◆ Work to do
Type out every line below exactly as it reads.

◆ Saved data entries
>>>

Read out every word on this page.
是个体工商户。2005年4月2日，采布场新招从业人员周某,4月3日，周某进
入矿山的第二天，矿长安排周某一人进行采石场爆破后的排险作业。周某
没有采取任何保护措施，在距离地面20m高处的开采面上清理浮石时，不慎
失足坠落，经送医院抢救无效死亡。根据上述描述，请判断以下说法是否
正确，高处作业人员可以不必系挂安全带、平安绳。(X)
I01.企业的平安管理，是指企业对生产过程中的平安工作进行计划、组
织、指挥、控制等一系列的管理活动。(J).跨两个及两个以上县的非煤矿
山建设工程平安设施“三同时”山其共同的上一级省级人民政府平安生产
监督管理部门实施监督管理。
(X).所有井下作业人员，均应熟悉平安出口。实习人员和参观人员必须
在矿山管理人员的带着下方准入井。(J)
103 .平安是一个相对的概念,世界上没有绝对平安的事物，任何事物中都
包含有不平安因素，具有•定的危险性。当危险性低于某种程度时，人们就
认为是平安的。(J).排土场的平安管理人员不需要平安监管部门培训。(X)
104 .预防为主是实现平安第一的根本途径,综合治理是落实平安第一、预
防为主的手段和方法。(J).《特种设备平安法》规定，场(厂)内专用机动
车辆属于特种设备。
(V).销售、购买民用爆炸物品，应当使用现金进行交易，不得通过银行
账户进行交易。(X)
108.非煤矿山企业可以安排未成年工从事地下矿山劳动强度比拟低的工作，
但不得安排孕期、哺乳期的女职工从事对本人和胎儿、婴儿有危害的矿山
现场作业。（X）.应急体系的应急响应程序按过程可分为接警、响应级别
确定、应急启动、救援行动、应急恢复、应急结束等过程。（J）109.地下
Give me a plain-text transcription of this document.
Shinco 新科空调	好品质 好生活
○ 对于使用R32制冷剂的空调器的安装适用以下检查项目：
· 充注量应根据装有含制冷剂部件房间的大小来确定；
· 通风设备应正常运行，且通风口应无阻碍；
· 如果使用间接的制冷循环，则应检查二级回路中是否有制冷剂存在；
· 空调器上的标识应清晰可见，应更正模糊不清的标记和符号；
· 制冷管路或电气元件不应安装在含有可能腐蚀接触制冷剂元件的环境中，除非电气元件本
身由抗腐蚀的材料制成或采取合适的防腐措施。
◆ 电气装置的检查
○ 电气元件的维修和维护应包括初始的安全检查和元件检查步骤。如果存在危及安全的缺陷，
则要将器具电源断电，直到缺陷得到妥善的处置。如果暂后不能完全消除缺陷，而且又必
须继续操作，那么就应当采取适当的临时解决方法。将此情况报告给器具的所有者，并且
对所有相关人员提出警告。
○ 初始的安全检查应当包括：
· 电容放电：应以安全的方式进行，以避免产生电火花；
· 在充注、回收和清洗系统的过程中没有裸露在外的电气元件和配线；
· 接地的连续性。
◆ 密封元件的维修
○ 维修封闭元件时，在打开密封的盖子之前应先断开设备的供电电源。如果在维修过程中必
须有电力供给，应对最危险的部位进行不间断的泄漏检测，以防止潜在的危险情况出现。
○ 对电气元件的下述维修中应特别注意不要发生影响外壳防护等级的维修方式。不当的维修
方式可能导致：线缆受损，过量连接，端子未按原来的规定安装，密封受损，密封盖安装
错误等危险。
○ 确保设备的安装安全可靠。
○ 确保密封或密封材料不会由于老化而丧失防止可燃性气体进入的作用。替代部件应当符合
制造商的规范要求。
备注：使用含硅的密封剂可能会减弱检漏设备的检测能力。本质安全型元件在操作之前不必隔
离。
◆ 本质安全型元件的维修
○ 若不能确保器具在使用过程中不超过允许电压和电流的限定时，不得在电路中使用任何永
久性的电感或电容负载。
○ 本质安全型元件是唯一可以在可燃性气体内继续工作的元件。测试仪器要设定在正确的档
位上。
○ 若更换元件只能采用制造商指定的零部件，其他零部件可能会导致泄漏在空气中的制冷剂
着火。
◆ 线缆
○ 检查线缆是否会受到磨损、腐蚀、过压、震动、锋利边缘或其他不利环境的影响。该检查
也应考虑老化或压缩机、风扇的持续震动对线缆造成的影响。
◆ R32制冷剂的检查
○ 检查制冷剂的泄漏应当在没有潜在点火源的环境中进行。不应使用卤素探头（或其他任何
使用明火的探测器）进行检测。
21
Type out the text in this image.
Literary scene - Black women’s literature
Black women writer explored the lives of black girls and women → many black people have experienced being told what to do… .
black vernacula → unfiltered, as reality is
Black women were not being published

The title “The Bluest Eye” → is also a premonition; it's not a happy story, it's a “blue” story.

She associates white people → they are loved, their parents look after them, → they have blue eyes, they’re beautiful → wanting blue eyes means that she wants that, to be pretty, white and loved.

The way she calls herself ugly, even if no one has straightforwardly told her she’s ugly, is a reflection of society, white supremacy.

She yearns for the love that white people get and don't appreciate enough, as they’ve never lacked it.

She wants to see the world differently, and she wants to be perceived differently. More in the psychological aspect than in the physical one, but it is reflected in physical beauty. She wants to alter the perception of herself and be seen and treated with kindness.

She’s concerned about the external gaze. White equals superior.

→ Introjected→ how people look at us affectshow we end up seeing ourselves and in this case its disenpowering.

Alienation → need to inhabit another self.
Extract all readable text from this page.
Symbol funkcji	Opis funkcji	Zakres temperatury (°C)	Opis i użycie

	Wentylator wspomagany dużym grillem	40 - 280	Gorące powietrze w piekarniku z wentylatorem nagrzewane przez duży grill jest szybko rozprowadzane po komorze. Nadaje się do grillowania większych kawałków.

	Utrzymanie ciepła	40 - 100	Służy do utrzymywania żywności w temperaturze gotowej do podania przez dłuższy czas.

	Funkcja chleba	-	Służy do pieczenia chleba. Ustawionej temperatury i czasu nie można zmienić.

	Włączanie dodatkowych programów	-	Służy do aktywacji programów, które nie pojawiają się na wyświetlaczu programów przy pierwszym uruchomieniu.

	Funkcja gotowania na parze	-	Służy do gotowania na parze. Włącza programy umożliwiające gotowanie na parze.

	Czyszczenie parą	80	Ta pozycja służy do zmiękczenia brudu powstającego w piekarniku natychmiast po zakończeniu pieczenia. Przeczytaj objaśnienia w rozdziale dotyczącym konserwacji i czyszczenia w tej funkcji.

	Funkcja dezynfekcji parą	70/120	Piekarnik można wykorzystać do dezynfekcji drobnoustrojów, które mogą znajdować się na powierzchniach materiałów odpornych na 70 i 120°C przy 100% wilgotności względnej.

<<<

◆ Worked answer
Read out every word on this page.
是个体工商户。2005年4月2日，采布场新招从业人员周某,4月3日，周某进
入矿山的第二天，矿长安排周某一人进行采石场爆破后的排险作业。周某
没有采取任何保护措施，在距离地面20m高处的开采面上清理浮石时，不慎
失足坠落，经送医院抢救无效死亡。根据上述描述，请判断以下说法是否
正确，高处作业人员可以不必系挂安全带、平安绳。(X)
I01.企业的平安管理，是指企业对生产过程中的平安工作进行计划、组
织、指挥、控制等一系列的管理活动。(J).跨两个及两个以上县的非煤矿
山建设工程平安设施“三同时”山其共同的上一级省级人民政府平安生产
监督管理部门实施监督管理。
(X).所有井下作业人员，均应熟悉平安出口。实习人员和参观人员必须
在矿山管理人员的带着下方准入井。(J)
103 .平安是一个相对的概念,世界上没有绝对平安的事物，任何事物中都
包含有不平安因素，具有•定的危险性。当危险性低于某种程度时，人们就
认为是平安的。(J).排土场的平安管理人员不需要平安监管部门培训。(X)
104 .预防为主是实现平安第一的根本途径,综合治理是落实平安第一、预
防为主的手段和方法。(J).《特种设备平安法》规定，场(厂)内专用机动
车辆属于特种设备。
(V).销售、购买民用爆炸物品，应当使用现金进行交易，不得通过银行
账户进行交易。(X)
108.非煤矿山企业可以安排未成年工从事地下矿山劳动强度比拟低的工作，
但不得安排孕期、哺乳期的女职工从事对本人和胎儿、婴儿有危害的矿山
现场作业。（X）.应急体系的应急响应程序按过程可分为接警、响应级别
确定、应急启动、救援行动、应急恢复、应急结束等过程。（J）109.地下
Give me a plain-text transcription of this document.
Shinco 新科空调	好品质 好生活
○ 对于使用R32制冷剂的空调器的安装适用以下检查项目：
· 充注量应根据装有含制冷剂部件房间的大小来确定；
· 通风设备应正常运行，且通风口应无阻碍；
· 如果使用间接的制冷循环，则应检查二级回路中是否有制冷剂存在；
· 空调器上的标识应清晰可见，应更正模糊不清的标记和符号；
· 制冷管路或电气元件不应安装在含有可能腐蚀接触制冷剂元件的环境中，除非电气元件本
身由抗腐蚀的材料制成或采取合适的防腐措施。
◆ 电气装置的检查
○ 电气元件的维修和维护应包括初始的安全检查和元件检查步骤。如果存在危及安全的缺陷，
则要将器具电源断电，直到缺陷得到妥善的处置。如果暂后不能完全消除缺陷，而且又必
须继续操作，那么就应当采取适当的临时解决方法。将此情况报告给器具的所有者，并且
对所有相关人员提出警告。
○ 初始的安全检查应当包括：
· 电容放电：应以安全的方式进行，以避免产生电火花；
· 在充注、回收和清洗系统的过程中没有裸露在外的电气元件和配线；
· 接地的连续性。
◆ 密封元件的维修
○ 维修封闭元件时，在打开密封的盖子之前应先断开设备的供电电源。如果在维修过程中必
须有电力供给，应对最危险的部位进行不间断的泄漏检测，以防止潜在的危险情况出现。
○ 对电气元件的下述维修中应特别注意不要发生影响外壳防护等级的维修方式。不当的维修
方式可能导致：线缆受损，过量连接，端子未按原来的规定安装，密封受损，密封盖安装
错误等危险。
○ 确保设备的安装安全可靠。
○ 确保密封或密封材料不会由于老化而丧失防止可燃性气体进入的作用。替代部件应当符合
制造商的规范要求。
备注：使用含硅的密封剂可能会减弱检漏设备的检测能力。本质安全型元件在操作之前不必隔
离。
◆ 本质安全型元件的维修
○ 若不能确保器具在使用过程中不超过允许电压和电流的限定时，不得在电路中使用任何永
久性的电感或电容负载。
○ 本质安全型元件是唯一可以在可燃性气体内继续工作的元件。测试仪器要设定在正确的档
位上。
○ 若更换元件只能采用制造商指定的零部件，其他零部件可能会导致泄漏在空气中的制冷剂
着火。
◆ 线缆
○ 检查线缆是否会受到磨损、腐蚀、过压、震动、锋利边缘或其他不利环境的影响。该检查
也应考虑老化或压缩机、风扇的持续震动对线缆造成的影响。
◆ R32制冷剂的检查
○ 检查制冷剂的泄漏应当在没有潜在点火源的环境中进行。不应使用卤素探头（或其他任何
使用明火的探测器）进行检测。
21
Type out the text in this image.
Literary scene - Black women’s literature
Black women writer explored the lives of black girls and women → many black people have experienced being told what to do… .
black vernacula → unfiltered, as reality is
Black women were not being published

The title “The Bluest Eye” → is also a premonition; it's not a happy story, it's a “blue” story.

She associates white people → they are loved, their parents look after them, → they have blue eyes, they’re beautiful → wanting blue eyes means that she wants that, to be pretty, white and loved.

The way she calls herself ugly, even if no one has straightforwardly told her she’s ugly, is a reflection of society, white supremacy.

She yearns for the love that white people get and don't appreciate enough, as they’ve never lacked it.

She wants to see the world differently, and she wants to be perceived differently. More in the psychological aspect than in the physical one, but it is reflected in physical beauty. She wants to alter the perception of herself and be seen and treated with kindness.

She’s concerned about the external gaze. White equals superior.

→ Introjected→ how people look at us affectshow we end up seeing ourselves and in this case its disenpowering.

Alienation → need to inhabit another self.
Extract all readable text from this page.
Symbol funkcji	Opis funkcji	Zakres temperatury (°C)	Opis i użycie

	Wentylator wspomagany dużym grillem	40 - 280	Gorące powietrze w piekarniku z wentylatorem nagrzewane przez duży grill jest szybko rozprowadzane po komorze. Nadaje się do grillowania większych kawałków.

	Utrzymanie ciepła	40 - 100	Służy do utrzymywania żywności w temperaturze gotowej do podania przez dłuższy czas.

	Funkcja chleba	-	Służy do pieczenia chleba. Ustawionej temperatury i czasu nie można zmienić.

	Włączanie dodatkowych programów	-	Służy do aktywacji programów, które nie pojawiają się na wyświetlaczu programów przy pierwszym uruchomieniu.

	Funkcja gotowania na parze	-	Służy do gotowania na parze. Włącza programy umożliwiające gotowanie na parze.

	Czyszczenie parą	80	Ta pozycja służy do zmiękczenia brudu powstającego w piekarniku natychmiast po zakończeniu pieczenia. Przeczytaj objaśnienia w rozdziale dotyczącym konserwacji i czyszczenia w tej funkcji.

	Funkcja dezynfekcji parą	70/120	Piekarnik można wykorzystać do dezynfekcji drobnoustrojów, które mogą znajdować się na powierzchniach materiałów odpornych na 70 i 120°C przy 100% wilgotności względnej.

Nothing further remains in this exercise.